EXERCISE DESCRIPTION:
What follows is a listing; restate every line of it word for word.

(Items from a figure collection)
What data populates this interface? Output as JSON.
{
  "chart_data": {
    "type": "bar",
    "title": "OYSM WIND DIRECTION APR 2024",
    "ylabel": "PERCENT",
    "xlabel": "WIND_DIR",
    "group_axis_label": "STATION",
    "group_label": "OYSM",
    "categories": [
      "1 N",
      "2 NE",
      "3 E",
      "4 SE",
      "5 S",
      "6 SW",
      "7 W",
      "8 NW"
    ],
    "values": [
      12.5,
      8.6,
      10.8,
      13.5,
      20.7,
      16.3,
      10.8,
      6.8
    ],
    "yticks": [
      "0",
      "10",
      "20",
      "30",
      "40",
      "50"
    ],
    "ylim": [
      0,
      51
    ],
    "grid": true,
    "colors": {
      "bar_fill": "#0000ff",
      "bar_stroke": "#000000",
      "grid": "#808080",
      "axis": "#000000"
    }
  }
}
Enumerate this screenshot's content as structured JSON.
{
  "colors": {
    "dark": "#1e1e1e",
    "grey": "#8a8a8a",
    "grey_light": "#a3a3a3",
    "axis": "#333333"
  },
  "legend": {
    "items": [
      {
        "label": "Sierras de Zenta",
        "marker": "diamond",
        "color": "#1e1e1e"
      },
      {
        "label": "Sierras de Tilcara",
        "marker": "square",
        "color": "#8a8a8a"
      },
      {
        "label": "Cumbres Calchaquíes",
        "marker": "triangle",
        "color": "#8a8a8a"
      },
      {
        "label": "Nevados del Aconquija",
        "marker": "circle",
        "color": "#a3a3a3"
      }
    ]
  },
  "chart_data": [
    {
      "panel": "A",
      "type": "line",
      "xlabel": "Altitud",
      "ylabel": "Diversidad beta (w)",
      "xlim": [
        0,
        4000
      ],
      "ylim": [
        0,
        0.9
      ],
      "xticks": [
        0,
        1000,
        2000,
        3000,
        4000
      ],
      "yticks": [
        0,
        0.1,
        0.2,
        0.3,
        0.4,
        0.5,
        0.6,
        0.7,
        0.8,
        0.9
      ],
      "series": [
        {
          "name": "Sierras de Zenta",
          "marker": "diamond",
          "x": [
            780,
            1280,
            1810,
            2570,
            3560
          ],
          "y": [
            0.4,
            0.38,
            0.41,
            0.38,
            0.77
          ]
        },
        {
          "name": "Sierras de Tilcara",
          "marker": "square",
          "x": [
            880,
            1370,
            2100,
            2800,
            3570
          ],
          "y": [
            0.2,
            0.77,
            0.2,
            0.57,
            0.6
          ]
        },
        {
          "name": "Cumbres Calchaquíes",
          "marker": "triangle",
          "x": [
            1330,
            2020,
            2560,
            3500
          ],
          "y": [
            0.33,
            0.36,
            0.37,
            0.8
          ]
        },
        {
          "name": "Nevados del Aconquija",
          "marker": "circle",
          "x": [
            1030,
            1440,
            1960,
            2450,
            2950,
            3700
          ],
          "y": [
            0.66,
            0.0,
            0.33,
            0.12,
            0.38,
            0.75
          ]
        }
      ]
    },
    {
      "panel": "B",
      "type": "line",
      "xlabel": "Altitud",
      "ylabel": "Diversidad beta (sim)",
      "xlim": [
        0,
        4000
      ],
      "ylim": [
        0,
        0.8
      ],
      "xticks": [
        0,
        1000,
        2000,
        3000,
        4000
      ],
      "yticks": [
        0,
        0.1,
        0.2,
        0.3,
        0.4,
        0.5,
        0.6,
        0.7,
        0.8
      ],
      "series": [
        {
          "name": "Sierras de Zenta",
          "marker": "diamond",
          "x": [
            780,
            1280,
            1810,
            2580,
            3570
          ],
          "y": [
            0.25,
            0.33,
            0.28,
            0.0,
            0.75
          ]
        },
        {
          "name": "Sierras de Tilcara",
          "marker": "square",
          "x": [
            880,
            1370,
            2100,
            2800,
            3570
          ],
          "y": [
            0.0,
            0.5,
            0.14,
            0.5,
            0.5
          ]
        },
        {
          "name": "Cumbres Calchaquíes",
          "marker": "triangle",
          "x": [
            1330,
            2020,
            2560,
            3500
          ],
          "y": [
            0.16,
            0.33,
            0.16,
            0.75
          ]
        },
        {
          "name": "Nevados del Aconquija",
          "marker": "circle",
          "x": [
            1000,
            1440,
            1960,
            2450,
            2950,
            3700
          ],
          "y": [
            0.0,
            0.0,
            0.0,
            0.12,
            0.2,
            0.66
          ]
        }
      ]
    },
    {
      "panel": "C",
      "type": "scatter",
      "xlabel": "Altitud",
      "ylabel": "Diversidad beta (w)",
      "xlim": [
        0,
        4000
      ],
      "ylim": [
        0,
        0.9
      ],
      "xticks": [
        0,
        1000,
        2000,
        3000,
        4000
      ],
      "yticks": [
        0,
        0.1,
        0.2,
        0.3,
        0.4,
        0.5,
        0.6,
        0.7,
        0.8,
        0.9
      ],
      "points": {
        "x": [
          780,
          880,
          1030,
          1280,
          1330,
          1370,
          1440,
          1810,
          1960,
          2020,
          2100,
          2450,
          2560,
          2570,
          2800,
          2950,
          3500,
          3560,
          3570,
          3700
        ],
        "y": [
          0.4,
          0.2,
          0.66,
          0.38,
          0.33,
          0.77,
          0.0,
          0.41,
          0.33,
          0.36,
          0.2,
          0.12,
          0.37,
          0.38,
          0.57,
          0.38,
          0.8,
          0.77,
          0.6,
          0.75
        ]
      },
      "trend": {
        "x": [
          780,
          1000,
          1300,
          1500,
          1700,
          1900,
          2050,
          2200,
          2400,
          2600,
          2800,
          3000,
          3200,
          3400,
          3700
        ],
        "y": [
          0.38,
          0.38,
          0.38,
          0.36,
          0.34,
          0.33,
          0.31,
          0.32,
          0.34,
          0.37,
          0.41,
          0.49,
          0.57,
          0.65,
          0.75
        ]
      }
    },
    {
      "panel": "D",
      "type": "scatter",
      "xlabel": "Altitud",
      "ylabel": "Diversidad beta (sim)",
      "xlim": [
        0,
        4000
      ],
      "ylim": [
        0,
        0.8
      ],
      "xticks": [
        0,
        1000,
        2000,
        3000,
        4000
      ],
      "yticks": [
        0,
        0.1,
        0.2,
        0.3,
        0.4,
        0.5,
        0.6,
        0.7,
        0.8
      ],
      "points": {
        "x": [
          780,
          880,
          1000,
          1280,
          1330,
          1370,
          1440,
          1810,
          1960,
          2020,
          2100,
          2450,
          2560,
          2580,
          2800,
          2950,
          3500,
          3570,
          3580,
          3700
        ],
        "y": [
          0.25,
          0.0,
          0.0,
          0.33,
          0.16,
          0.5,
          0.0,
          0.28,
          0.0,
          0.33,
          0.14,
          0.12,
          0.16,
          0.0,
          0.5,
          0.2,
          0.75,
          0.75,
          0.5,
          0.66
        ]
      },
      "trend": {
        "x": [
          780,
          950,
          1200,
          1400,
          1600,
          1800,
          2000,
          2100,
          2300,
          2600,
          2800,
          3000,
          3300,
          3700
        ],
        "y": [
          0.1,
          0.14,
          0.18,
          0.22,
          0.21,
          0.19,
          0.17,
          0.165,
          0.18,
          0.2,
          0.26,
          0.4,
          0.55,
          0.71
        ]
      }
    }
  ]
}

WORKED SOLUTION:
What data populates this interface? Output as JSON.
{
  "chart_data": {
    "type": "bar",
    "title": "OYSM WIND DIRECTION APR 2024",
    "ylabel": "PERCENT",
    "xlabel": "WIND_DIR",
    "group_axis_label": "STATION",
    "group_label": "OYSM",
    "categories": [
      "1 N",
      "2 NE",
      "3 E",
      "4 SE",
      "5 S",
      "6 SW",
      "7 W",
      "8 NW"
    ],
    "values": [
      12.5,
      8.6,
      10.8,
      13.5,
      20.7,
      16.3,
      10.8,
      6.8
    ],
    "yticks": [
      "0",
      "10",
      "20",
      "30",
      "40",
      "50"
    ],
    "ylim": [
      0,
      51
    ],
    "grid": true,
    "colors": {
      "bar_fill": "#0000ff",
      "bar_stroke": "#000000",
      "grid": "#808080",
      "axis": "#000000"
    }
  }
}
Enumerate this screenshot's content as structured JSON.
{
  "colors": {
    "dark": "#1e1e1e",
    "grey": "#8a8a8a",
    "grey_light": "#a3a3a3",
    "axis": "#333333"
  },
  "legend": {
    "items": [
      {
        "label": "Sierras de Zenta",
        "marker": "diamond",
        "color": "#1e1e1e"
      },
      {
        "label": "Sierras de Tilcara",
        "marker": "square",
        "color": "#8a8a8a"
      },
      {
        "label": "Cumbres Calchaquíes",
        "marker": "triangle",
        "color": "#8a8a8a"
      },
      {
        "label": "Nevados del Aconquija",
        "marker": "circle",
        "color": "#a3a3a3"
      }
    ]
  },
  "chart_data": [
    {
      "panel": "A",
      "type": "line",
      "xlabel": "Altitud",
      "ylabel": "Diversidad beta (w)",
      "xlim": [
        0,
        4000
      ],
      "ylim": [
        0,
        0.9
      ],
      "xticks": [
        0,
        1000,
        2000,
        3000,
        4000
      ],
      "yticks": [
        0,
        0.1,
        0.2,
        0.3,
        0.4,
        0.5,
        0.6,
        0.7,
        0.8,
        0.9
      ],
      "series": [
        {
          "name": "Sierras de Zenta",
          "marker": "diamond",
          "x": [
            780,
            1280,
            1810,
            2570,
            3560
          ],
          "y": [
            0.4,
            0.38,
            0.41,
            0.38,
            0.77
          ]
        },
        {
          "name": "Sierras de Tilcara",
          "marker": "square",
          "x": [
            880,
            1370,
            2100,
            2800,
            3570
          ],
          "y": [
            0.2,
            0.77,
            0.2,
            0.57,
            0.6
          ]
        },
        {
          "name": "Cumbres Calchaquíes",
          "marker": "triangle",
          "x": [
            1330,
            2020,
            2560,
            3500
          ],
          "y": [
            0.33,
            0.36,
            0.37,
            0.8
          ]
        },
        {
          "name": "Nevados del Aconquija",
          "marker": "circle",
          "x": [
            1030,
            1440,
            1960,
            2450,
            2950,
            3700
          ],
          "y": [
            0.66,
            0.0,
            0.33,
            0.12,
            0.38,
            0.75
          ]
        }
      ]
    },
    {
      "panel": "B",
      "type": "line",
      "xlabel": "Altitud",
      "ylabel": "Diversidad beta (sim)",
      "xlim": [
        0,
        4000
      ],
      "ylim": [
        0,
        0.8
      ],
      "xticks": [
        0,
        1000,
        2000,
        3000,
        4000
      ],
      "yticks": [
        0,
        0.1,
        0.2,
        0.3,
        0.4,
        0.5,
        0.6,
        0.7,
        0.8
      ],
      "series": [
        {
          "name": "Sierras de Zenta",
          "marker": "diamond",
          "x": [
            780,
            1280,
            1810,
            2580,
            3570
          ],
          "y": [
            0.25,
            0.33,
            0.28,
            0.0,
            0.75
          ]
        },
        {
          "name": "Sierras de Tilcara",
          "marker": "square",
          "x": [
            880,
            1370,
            2100,
            2800,
            3570
          ],
          "y": [
            0.0,
            0.5,
            0.14,
            0.5,
            0.5
          ]
        },
        {
          "name": "Cumbres Calchaquíes",
          "marker": "triangle",
          "x": [
            1330,
            2020,
            2560,
            3500
          ],
          "y": [
            0.16,
            0.33,
            0.16,
            0.75
          ]
        },
        {
          "name": "Nevados del Aconquija",
          "marker": "circle",
          "x": [
            1000,
            1440,
            1960,
            2450,
            2950,
            3700
          ],
          "y": [
            0.0,
            0.0,
            0.0,
            0.12,
            0.2,
            0.66
          ]
        }
      ]
    },
    {
      "panel": "C",
      "type": "scatter",
      "xlabel": "Altitud",
      "ylabel": "Diversidad beta (w)",
      "xlim": [
        0,
        4000
      ],
      "ylim": [
        0,
        0.9
      ],
      "xticks": [
        0,
        1000,
        2000,
        3000,
        4000
      ],
      "yticks": [
        0,
        0.1,
        0.2,
        0.3,
        0.4,
        0.5,
        0.6,
        0.7,
        0.8,
        0.9
      ],
      "points": {
        "x": [
          780,
          880,
          1030,
          1280,
          1330,
          1370,
          1440,
          1810,
          1960,
          2020,
          2100,
          2450,
          2560,
          2570,
          2800,
          2950,
          3500,
          3560,
          3570,
          3700
        ],
        "y": [
          0.4,
          0.2,
          0.66,
          0.38,
          0.33,
          0.77,
          0.0,
          0.41,
          0.33,
          0.36,
          0.2,
          0.12,
          0.37,
          0.38,
          0.57,
          0.38,
          0.8,
          0.77,
          0.6,
          0.75
        ]
      },
      "trend": {
        "x": [
          780,
          1000,
          1300,
          1500,
          1700,
          1900,
          2050,
          2200,
          2400,
          2600,
          2800,
          3000,
          3200,
          3400,
          3700
        ],
        "y": [
          0.38,
          0.38,
          0.38,
          0.36,
          0.34,
          0.33,
          0.31,
          0.32,
          0.34,
          0.37,
          0.41,
          0.49,
          0.57,
          0.65,
          0.75
        ]
      }
    },
    {
      "panel": "D",
      "type": "scatter",
      "xlabel": "Altitud",
      "ylabel": "Diversidad beta (sim)",
      "xlim": [
        0,
        4000
      ],
      "ylim": [
        0,
        0.8
      ],
      "xticks": [
        0,
        1000,
        2000,
        3000,
        4000
      ],
      "yticks": [
        0,
        0.1,
        0.2,
        0.3,
        0.4,
        0.5,
        0.6,
        0.7,
        0.8
      ],
      "points": {
        "x": [
          780,
          880,
          1000,
          1280,
          1330,
          1370,
          1440,
          1810,
          1960,
          2020,
          2100,
          2450,
          2560,
          2580,
          2800,
          2950,
          3500,
          3570,
          3580,
          3700
        ],
        "y": [
          0.25,
          0.0,
          0.0,
          0.33,
          0.16,
          0.5,
          0.0,
          0.28,
          0.0,
          0.33,
          0.14,
          0.12,
          0.16,
          0.0,
          0.5,
          0.2,
          0.75,
          0.75,
          0.5,
          0.66
        ]
      },
      "trend": {
        "x": [
          780,
          950,
          1200,
          1400,
          1600,
          1800,
          2000,
          2100,
          2300,
          2600,
          2800,
          3000,
          3300,
          3700
        ],
        "y": [
          0.1,
          0.14,
          0.18,
          0.22,
          0.21,
          0.19,
          0.17,
          0.165,
          0.18,
          0.2,
          0.26,
          0.4,
          0.55,
          0.71
        ]
      }
    }
  ]
}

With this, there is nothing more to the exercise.